**What the task requires**
Output the entries below exactly as written, omitting pictures.

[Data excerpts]
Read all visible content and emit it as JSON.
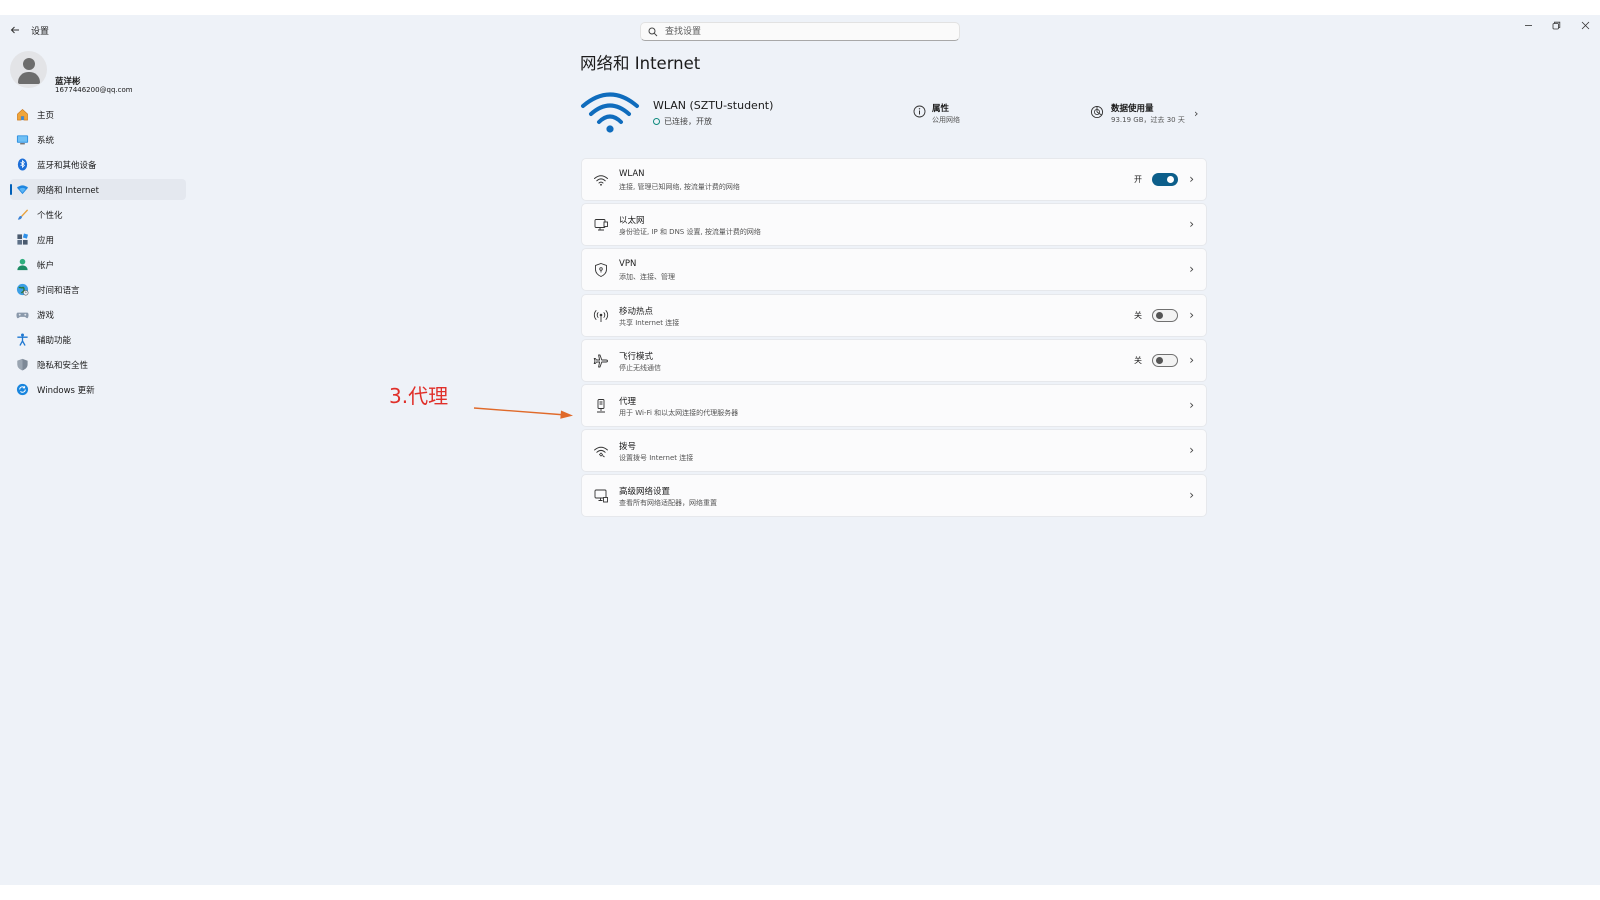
{
  "titlebar": {
    "back_icon": "arrow-left-icon",
    "app_title": "设置",
    "search_placeholder": "查找设置",
    "controls": [
      "minimize-icon",
      "restore-icon",
      "close-icon"
    ]
  },
  "profile": {
    "name": "蓝洋彬",
    "email": "1677446200@qq.com"
  },
  "sidebar": {
    "items": [
      {
        "label": "主页",
        "icon": "home-icon",
        "active": false
      },
      {
        "label": "系统",
        "icon": "system-icon",
        "active": false
      },
      {
        "label": "蓝牙和其他设备",
        "icon": "bluetooth-icon",
        "active": false
      },
      {
        "label": "网络和 Internet",
        "icon": "network-icon",
        "active": true
      },
      {
        "label": "个性化",
        "icon": "brush-icon",
        "active": false
      },
      {
        "label": "应用",
        "icon": "apps-icon",
        "active": false
      },
      {
        "label": "帐户",
        "icon": "account-icon",
        "active": false
      },
      {
        "label": "时间和语言",
        "icon": "time-language-icon",
        "active": false
      },
      {
        "label": "游戏",
        "icon": "gaming-icon",
        "active": false
      },
      {
        "label": "辅助功能",
        "icon": "accessibility-icon",
        "active": false
      },
      {
        "label": "隐私和安全性",
        "icon": "shield-icon",
        "active": false
      },
      {
        "label": "Windows 更新",
        "icon": "update-icon",
        "active": false
      }
    ]
  },
  "main": {
    "page_title": "网络和 Internet",
    "hero": {
      "network_name": "WLAN (SZTU-student)",
      "status": "已连接，开放",
      "properties_title": "属性",
      "properties_sub": "公用网络",
      "usage_title": "数据使用量",
      "usage_sub": "93.19 GB，过去 30 天"
    },
    "cards": [
      {
        "title": "WLAN",
        "subtitle": "连接, 管理已知网络, 按流量计费的网络",
        "icon": "wifi-icon",
        "toggle": "on",
        "state": "开"
      },
      {
        "title": "以太网",
        "subtitle": "身份验证, IP 和 DNS 设置, 按流量计费的网络",
        "icon": "ethernet-icon",
        "toggle": null,
        "state": ""
      },
      {
        "title": "VPN",
        "subtitle": "添加、连接、管理",
        "icon": "vpn-shield-icon",
        "toggle": null,
        "state": ""
      },
      {
        "title": "移动热点",
        "subtitle": "共享 Internet 连接",
        "icon": "hotspot-icon",
        "toggle": "off",
        "state": "关"
      },
      {
        "title": "飞行模式",
        "subtitle": "停止无线通信",
        "icon": "airplane-icon",
        "toggle": "off",
        "state": "关"
      },
      {
        "title": "代理",
        "subtitle": "用于 Wi-Fi 和以太网连接的代理服务器",
        "icon": "proxy-icon",
        "toggle": null,
        "state": ""
      },
      {
        "title": "拨号",
        "subtitle": "设置拨号 Internet 连接",
        "icon": "dialup-icon",
        "toggle": null,
        "state": ""
      },
      {
        "title": "高级网络设置",
        "subtitle": "查看所有网络适配器，网络重置",
        "icon": "advanced-network-icon",
        "toggle": null,
        "state": ""
      }
    ]
  },
  "annotation": {
    "label": "3.代理",
    "color": "#e0302a"
  },
  "colors": {
    "accent": "#005fb8",
    "toggle_on": "#0c5e8a",
    "window_bg": "#eef2f8"
  }
}
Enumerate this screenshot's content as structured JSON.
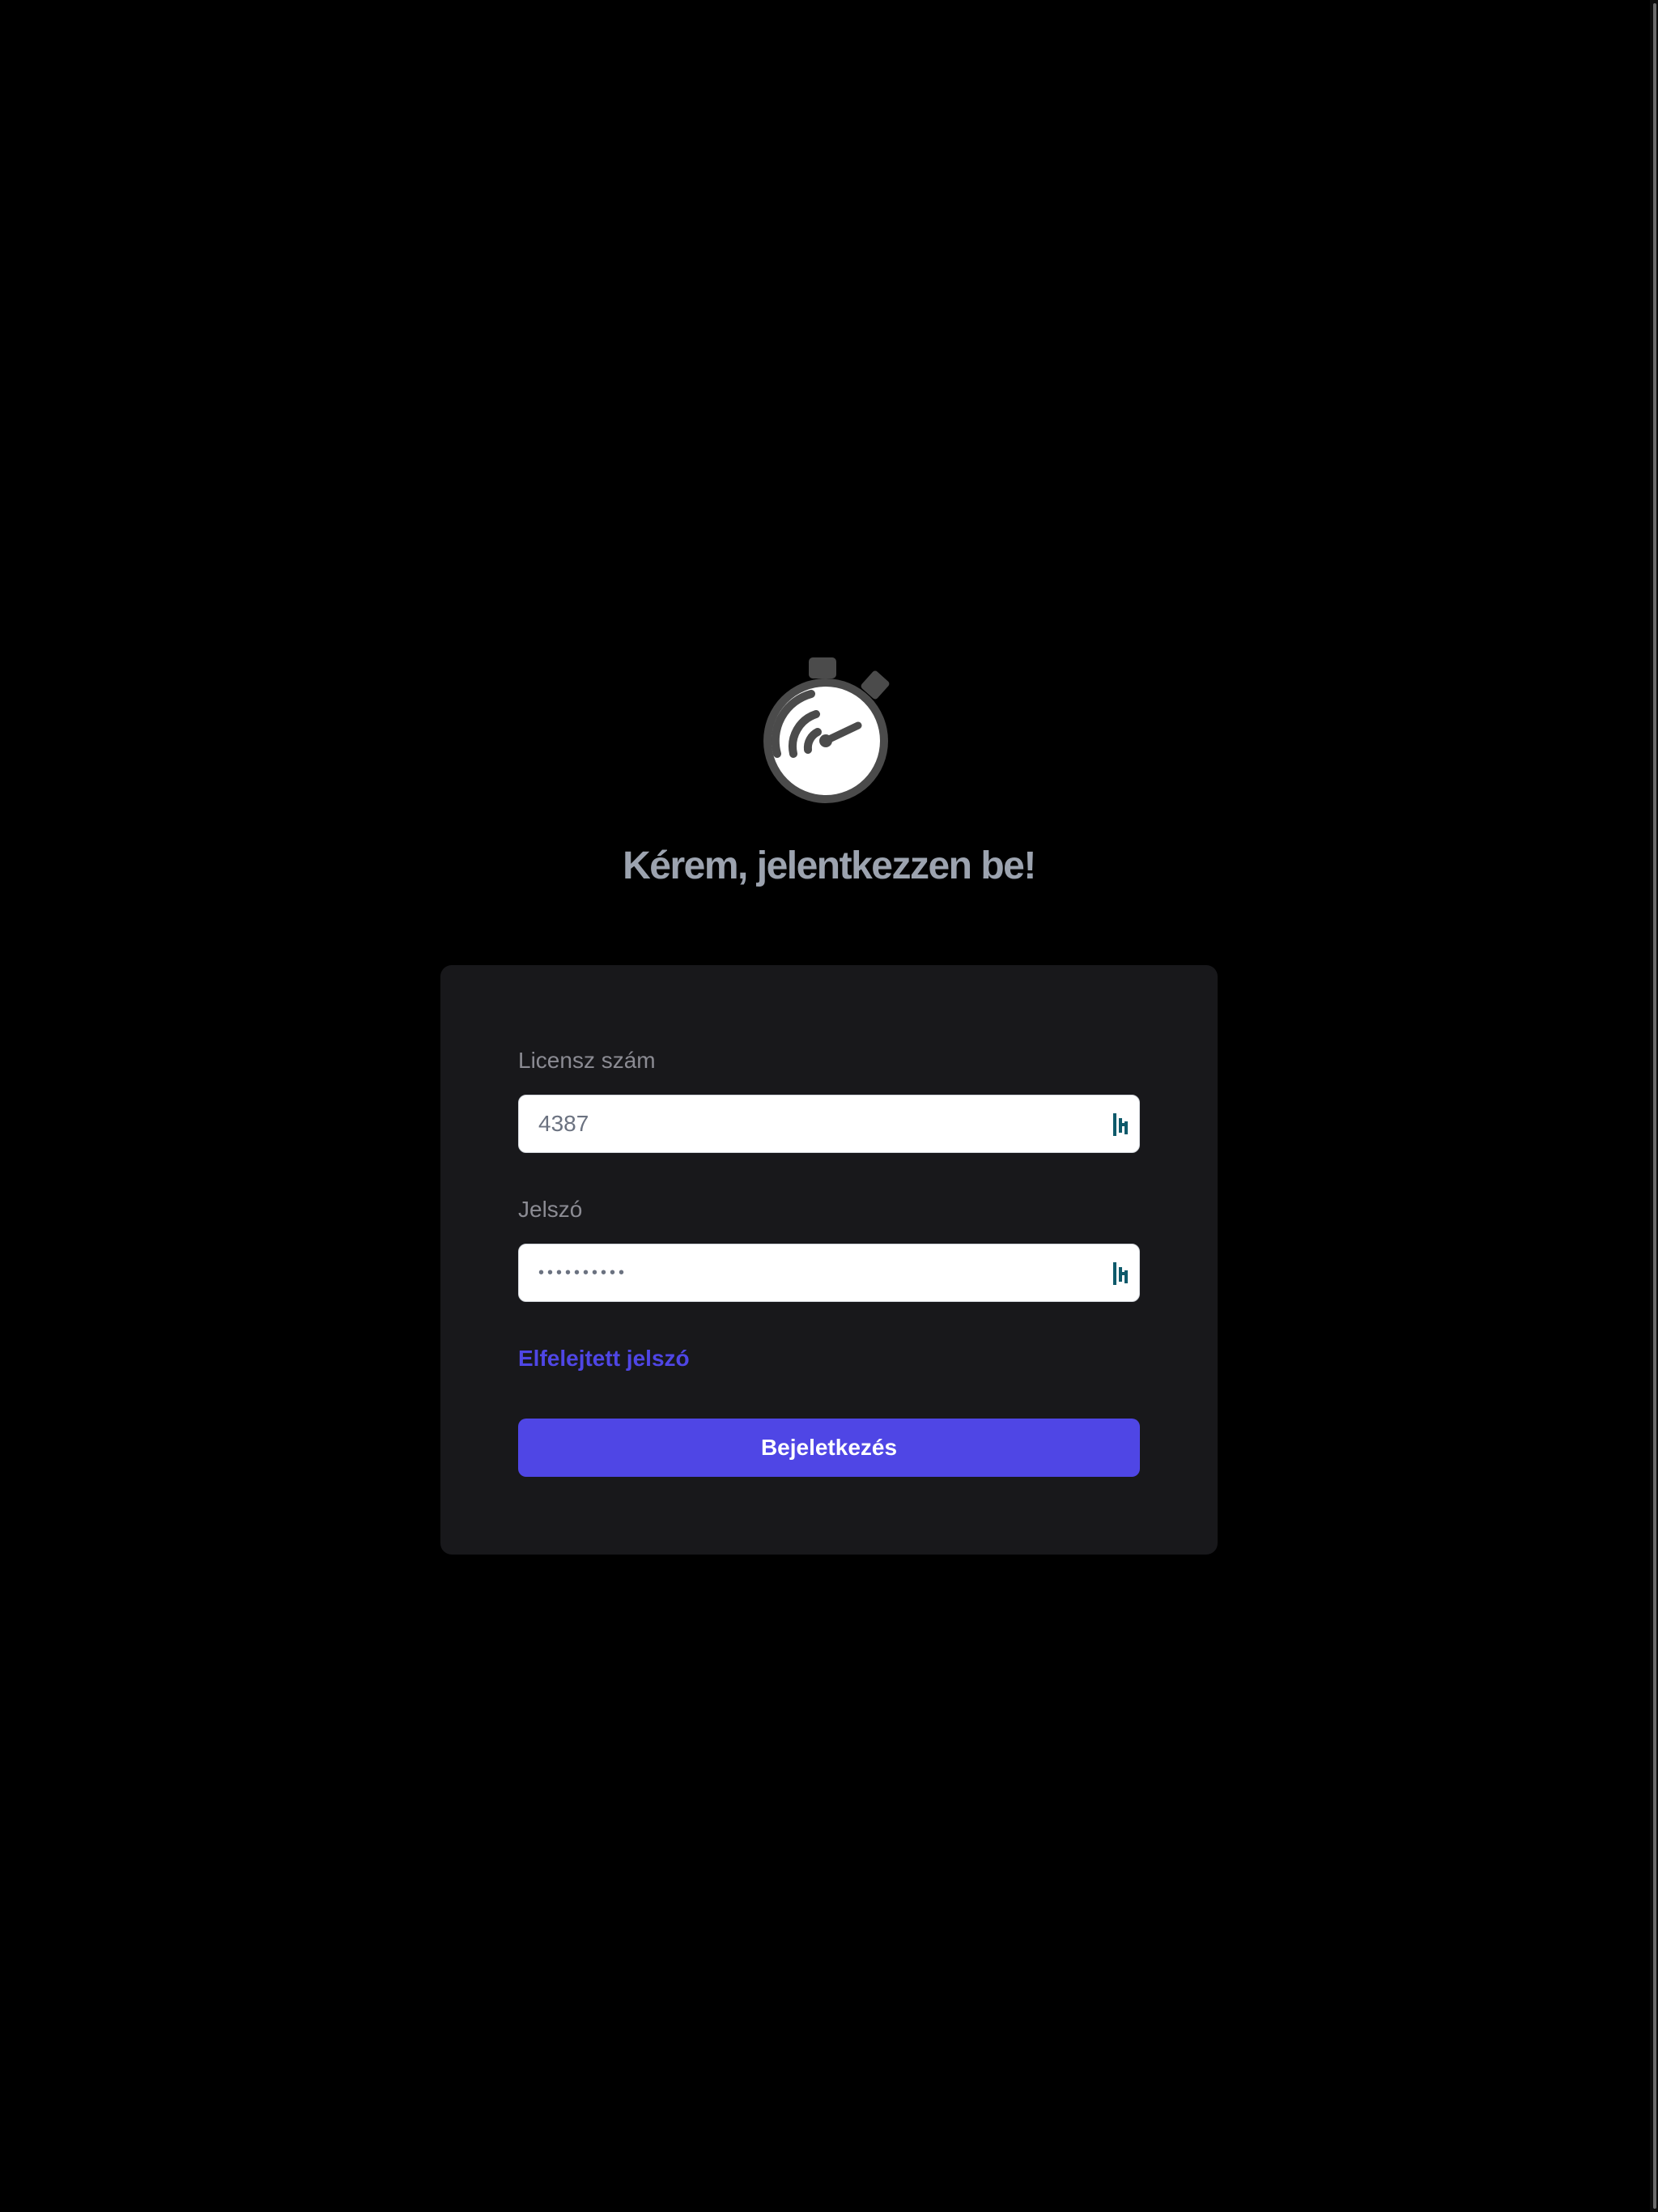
{
  "page": {
    "title": "Kérem, jelentkezzen be!"
  },
  "login_form": {
    "license_label": "Licensz szám",
    "license_value": "4387",
    "password_label": "Jelszó",
    "password_value": "••••••••••",
    "forgot_password_label": "Elfelejtett jelszó",
    "submit_label": "Bejeletkezés"
  },
  "icons": {
    "logo": "stopwatch-icon",
    "field_icon": "password-manager-icon"
  },
  "colors": {
    "accent": "#4f46e5",
    "background": "#000000",
    "card": "#18181b",
    "title": "#9ca3af"
  }
}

**Result of the exercise**
Read all visible content and emit it as JSON.
{
  "titlebar": {
    "back_icon": "arrow-left-icon",
    "app_title": "设置",
    "search_placeholder": "查找设置",
    "controls": [
      "minimize-icon",
      "restore-icon",
      "close-icon"
    ]
  },
  "profile": {
    "name": "蓝洋彬",
    "email": "1677446200@qq.com"
  },
  "sidebar": {
    "items": [
      {
        "label": "主页",
        "icon": "home-icon",
        "active": false
      },
      {
        "label": "系统",
        "icon": "system-icon",
        "active": false
      },
      {
        "label": "蓝牙和其他设备",
        "icon": "bluetooth-icon",
        "active": false
      },
      {
        "label": "网络和 Internet",
        "icon": "network-icon",
        "active": true
      },
      {
        "label": "个性化",
        "icon": "brush-icon",
        "active": false
      },
      {
        "label": "应用",
        "icon": "apps-icon",
        "active": false
      },
      {
        "label": "帐户",
        "icon": "account-icon",
        "active": false
      },
      {
        "label": "时间和语言",
        "icon": "time-language-icon",
        "active": false
      },
      {
        "label": "游戏",
        "icon": "gaming-icon",
        "active": false
      },
      {
        "label": "辅助功能",
        "icon": "accessibility-icon",
        "active": false
      },
      {
        "label": "隐私和安全性",
        "icon": "shield-icon",
        "active": false
      },
      {
        "label": "Windows 更新",
        "icon": "update-icon",
        "active": false
      }
    ]
  },
  "main": {
    "page_title": "网络和 Internet",
    "hero": {
      "network_name": "WLAN (SZTU-student)",
      "status": "已连接，开放",
      "properties_title": "属性",
      "properties_sub": "公用网络",
      "usage_title": "数据使用量",
      "usage_sub": "93.19 GB，过去 30 天"
    },
    "cards": [
      {
        "title": "WLAN",
        "subtitle": "连接, 管理已知网络, 按流量计费的网络",
        "icon": "wifi-icon",
        "toggle": "on",
        "state": "开"
      },
      {
        "title": "以太网",
        "subtitle": "身份验证, IP 和 DNS 设置, 按流量计费的网络",
        "icon": "ethernet-icon",
        "toggle": null,
        "state": ""
      },
      {
        "title": "VPN",
        "subtitle": "添加、连接、管理",
        "icon": "vpn-shield-icon",
        "toggle": null,
        "state": ""
      },
      {
        "title": "移动热点",
        "subtitle": "共享 Internet 连接",
        "icon": "hotspot-icon",
        "toggle": "off",
        "state": "关"
      },
      {
        "title": "飞行模式",
        "subtitle": "停止无线通信",
        "icon": "airplane-icon",
        "toggle": "off",
        "state": "关"
      },
      {
        "title": "代理",
        "subtitle": "用于 Wi-Fi 和以太网连接的代理服务器",
        "icon": "proxy-icon",
        "toggle": null,
        "state": ""
      },
      {
        "title": "拨号",
        "subtitle": "设置拨号 Internet 连接",
        "icon": "dialup-icon",
        "toggle": null,
        "state": ""
      },
      {
        "title": "高级网络设置",
        "subtitle": "查看所有网络适配器，网络重置",
        "icon": "advanced-network-icon",
        "toggle": null,
        "state": ""
      }
    ]
  },
  "annotation": {
    "label": "3.代理",
    "color": "#e0302a"
  },
  "colors": {
    "accent": "#005fb8",
    "toggle_on": "#0c5e8a",
    "window_bg": "#eef2f8"
  }
}
Enumerate this screenshot's content as structured JSON.
{
  "page": {
    "title": "Kérem, jelentkezzen be!"
  },
  "login_form": {
    "license_label": "Licensz szám",
    "license_value": "4387",
    "password_label": "Jelszó",
    "password_value": "••••••••••",
    "forgot_password_label": "Elfelejtett jelszó",
    "submit_label": "Bejeletkezés"
  },
  "icons": {
    "logo": "stopwatch-icon",
    "field_icon": "password-manager-icon"
  },
  "colors": {
    "accent": "#4f46e5",
    "background": "#000000",
    "card": "#18181b",
    "title": "#9ca3af"
  }
}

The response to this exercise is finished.